Keep only those lines of the records that include the string "name".

• INPUT
--
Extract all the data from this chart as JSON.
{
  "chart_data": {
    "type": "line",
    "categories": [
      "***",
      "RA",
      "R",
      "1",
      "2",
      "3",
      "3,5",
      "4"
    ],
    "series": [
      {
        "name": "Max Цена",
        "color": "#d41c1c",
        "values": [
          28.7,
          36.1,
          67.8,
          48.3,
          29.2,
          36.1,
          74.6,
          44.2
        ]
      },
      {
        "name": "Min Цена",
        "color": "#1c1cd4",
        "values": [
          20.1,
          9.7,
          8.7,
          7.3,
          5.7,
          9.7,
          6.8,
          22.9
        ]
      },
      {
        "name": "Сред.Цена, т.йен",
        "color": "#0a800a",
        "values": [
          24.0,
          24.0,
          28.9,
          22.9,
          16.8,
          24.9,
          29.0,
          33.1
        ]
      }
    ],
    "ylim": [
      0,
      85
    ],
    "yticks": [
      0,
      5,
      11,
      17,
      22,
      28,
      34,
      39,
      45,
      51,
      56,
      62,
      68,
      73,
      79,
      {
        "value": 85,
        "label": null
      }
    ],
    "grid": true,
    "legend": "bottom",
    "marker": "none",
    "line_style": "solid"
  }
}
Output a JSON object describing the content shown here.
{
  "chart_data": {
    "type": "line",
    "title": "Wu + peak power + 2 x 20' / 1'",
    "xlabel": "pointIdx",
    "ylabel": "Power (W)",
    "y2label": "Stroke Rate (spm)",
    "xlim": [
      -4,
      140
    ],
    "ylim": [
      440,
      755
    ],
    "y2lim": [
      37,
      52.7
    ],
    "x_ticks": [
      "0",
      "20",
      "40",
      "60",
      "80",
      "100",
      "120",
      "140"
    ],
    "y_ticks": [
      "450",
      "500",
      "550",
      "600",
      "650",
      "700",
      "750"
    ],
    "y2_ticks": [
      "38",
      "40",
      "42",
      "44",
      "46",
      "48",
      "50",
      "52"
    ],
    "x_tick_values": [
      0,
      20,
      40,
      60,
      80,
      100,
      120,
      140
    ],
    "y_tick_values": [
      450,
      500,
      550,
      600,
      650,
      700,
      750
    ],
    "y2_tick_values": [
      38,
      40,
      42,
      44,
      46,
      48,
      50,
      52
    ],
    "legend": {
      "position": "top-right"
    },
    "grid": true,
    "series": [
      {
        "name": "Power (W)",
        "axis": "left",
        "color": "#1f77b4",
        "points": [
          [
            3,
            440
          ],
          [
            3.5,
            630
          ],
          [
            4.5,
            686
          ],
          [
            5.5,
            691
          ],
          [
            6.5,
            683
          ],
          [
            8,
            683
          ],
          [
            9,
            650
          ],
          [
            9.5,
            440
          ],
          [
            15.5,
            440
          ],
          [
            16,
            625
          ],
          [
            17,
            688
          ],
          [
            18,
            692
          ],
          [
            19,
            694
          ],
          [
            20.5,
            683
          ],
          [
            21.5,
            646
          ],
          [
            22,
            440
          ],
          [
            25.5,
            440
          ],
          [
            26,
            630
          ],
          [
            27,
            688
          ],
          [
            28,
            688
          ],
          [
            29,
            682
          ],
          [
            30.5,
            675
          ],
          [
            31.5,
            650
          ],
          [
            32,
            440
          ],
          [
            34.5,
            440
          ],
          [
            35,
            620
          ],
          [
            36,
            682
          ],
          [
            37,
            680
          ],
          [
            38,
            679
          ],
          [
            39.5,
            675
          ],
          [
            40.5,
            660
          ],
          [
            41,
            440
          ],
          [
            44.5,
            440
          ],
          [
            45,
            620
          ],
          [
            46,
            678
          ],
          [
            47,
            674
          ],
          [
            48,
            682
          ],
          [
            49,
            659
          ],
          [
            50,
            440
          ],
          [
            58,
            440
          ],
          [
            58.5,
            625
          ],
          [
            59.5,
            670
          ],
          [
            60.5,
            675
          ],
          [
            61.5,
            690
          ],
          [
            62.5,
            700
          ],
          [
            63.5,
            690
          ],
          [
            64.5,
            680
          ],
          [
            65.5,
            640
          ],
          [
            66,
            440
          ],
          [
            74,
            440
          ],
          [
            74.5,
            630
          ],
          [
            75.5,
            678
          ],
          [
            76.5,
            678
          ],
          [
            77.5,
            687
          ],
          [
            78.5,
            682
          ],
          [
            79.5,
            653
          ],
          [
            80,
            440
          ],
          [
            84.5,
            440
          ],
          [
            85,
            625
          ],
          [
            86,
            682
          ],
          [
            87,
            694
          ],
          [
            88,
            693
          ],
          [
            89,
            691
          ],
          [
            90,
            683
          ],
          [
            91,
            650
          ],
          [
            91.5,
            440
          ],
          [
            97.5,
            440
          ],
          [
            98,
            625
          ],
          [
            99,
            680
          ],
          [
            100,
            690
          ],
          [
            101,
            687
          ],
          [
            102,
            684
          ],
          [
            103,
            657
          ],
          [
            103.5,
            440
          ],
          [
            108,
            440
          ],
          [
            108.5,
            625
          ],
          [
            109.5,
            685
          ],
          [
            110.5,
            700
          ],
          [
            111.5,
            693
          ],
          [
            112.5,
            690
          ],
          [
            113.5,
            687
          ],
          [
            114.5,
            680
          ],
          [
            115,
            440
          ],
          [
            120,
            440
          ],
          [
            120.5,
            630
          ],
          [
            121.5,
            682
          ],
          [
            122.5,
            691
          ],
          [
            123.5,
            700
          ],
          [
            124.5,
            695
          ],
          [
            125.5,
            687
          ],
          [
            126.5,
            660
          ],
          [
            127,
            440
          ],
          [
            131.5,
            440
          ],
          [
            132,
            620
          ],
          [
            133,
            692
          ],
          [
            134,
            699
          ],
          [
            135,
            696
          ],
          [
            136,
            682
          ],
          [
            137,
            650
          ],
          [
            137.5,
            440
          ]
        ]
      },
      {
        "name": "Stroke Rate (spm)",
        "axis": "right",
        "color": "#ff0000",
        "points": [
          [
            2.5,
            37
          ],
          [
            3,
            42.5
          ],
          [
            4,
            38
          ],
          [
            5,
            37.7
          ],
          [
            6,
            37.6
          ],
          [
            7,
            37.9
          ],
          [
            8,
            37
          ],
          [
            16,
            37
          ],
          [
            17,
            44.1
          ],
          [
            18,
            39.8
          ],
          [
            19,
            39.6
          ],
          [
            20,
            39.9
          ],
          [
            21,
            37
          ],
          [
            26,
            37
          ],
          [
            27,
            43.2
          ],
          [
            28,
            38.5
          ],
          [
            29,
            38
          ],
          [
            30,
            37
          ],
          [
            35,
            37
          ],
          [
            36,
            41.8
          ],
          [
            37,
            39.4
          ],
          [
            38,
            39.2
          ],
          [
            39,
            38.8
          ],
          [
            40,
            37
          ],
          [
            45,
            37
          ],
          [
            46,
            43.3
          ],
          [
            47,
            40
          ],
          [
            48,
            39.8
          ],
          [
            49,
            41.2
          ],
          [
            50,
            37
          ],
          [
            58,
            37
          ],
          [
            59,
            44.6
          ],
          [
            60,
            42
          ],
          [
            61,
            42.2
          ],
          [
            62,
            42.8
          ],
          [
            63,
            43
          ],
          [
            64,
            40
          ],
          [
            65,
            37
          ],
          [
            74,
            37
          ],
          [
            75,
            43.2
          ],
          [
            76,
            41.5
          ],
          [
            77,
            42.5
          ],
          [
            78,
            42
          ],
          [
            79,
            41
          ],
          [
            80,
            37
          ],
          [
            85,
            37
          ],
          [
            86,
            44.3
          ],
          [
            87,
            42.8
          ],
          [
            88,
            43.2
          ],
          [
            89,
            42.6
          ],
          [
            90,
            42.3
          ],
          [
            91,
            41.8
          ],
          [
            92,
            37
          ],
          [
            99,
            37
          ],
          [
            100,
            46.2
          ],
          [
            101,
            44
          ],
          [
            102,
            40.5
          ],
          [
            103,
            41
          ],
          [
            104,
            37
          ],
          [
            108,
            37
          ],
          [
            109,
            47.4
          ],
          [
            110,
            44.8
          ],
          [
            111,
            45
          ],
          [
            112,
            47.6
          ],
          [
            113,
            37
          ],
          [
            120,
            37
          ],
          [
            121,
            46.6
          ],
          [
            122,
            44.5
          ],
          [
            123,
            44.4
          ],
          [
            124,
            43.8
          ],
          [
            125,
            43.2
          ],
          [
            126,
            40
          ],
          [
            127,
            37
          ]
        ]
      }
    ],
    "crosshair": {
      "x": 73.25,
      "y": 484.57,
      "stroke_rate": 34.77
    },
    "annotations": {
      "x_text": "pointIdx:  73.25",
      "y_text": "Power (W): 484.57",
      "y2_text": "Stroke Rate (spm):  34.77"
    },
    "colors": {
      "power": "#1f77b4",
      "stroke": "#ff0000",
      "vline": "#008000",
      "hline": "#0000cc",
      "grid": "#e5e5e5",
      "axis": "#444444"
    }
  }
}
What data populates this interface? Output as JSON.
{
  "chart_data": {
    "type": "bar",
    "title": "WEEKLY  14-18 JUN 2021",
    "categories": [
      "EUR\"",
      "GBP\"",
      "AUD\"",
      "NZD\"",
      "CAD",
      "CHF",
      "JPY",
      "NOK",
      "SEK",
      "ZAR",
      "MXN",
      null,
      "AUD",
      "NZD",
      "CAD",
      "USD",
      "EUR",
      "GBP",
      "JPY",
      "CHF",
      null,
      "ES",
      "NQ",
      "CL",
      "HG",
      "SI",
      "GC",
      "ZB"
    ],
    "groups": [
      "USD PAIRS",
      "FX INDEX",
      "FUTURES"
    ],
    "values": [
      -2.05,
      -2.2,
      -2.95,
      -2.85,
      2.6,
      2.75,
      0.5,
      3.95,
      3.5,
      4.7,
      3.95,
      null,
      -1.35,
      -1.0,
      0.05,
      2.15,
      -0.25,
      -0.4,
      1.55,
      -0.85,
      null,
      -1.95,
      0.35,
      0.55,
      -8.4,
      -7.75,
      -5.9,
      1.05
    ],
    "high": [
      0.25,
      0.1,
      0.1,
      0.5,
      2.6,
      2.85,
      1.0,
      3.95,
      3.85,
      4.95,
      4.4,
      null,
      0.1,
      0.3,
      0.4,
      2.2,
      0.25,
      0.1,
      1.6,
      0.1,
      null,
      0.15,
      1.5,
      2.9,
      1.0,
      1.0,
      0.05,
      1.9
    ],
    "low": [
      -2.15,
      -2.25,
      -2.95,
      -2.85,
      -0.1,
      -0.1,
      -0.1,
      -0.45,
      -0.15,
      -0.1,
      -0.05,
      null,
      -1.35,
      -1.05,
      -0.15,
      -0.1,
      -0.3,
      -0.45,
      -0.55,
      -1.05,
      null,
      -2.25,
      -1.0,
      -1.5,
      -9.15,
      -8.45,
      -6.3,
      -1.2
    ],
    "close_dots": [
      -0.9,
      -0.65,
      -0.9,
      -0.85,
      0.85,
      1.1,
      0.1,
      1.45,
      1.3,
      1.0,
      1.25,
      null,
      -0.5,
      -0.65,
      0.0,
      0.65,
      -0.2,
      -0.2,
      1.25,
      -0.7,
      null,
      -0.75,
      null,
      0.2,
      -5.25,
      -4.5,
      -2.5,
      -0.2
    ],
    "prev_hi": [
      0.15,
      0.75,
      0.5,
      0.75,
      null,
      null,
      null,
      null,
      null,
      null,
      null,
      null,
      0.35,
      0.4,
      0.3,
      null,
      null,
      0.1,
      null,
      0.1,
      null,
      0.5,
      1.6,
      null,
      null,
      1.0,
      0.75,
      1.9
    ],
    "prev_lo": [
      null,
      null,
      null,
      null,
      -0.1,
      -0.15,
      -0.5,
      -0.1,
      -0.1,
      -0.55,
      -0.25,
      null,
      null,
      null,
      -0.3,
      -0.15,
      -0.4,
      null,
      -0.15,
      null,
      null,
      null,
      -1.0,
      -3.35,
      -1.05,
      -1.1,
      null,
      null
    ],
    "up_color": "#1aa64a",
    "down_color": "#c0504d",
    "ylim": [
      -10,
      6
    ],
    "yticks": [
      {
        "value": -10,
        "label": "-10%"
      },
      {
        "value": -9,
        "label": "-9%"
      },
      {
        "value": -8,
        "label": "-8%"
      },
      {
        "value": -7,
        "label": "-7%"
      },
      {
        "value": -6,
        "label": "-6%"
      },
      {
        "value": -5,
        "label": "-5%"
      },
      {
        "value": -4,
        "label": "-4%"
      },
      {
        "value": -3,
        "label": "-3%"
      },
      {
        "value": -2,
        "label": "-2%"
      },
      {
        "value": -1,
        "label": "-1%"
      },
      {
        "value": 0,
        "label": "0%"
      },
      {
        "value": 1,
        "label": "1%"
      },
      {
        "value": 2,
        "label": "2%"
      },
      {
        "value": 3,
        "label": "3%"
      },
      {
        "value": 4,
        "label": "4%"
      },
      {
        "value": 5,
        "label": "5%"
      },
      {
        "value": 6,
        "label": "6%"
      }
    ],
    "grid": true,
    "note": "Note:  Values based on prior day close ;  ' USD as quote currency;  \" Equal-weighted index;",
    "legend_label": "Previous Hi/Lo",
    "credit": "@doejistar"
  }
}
--
• SOLUTION BELOW
        "name": "Max Цена",
        "name": "Min Цена",
        "name": "Сред.Цена, т.йен",
        "name": "Power (W)",
        "name": "Stroke Rate (spm)",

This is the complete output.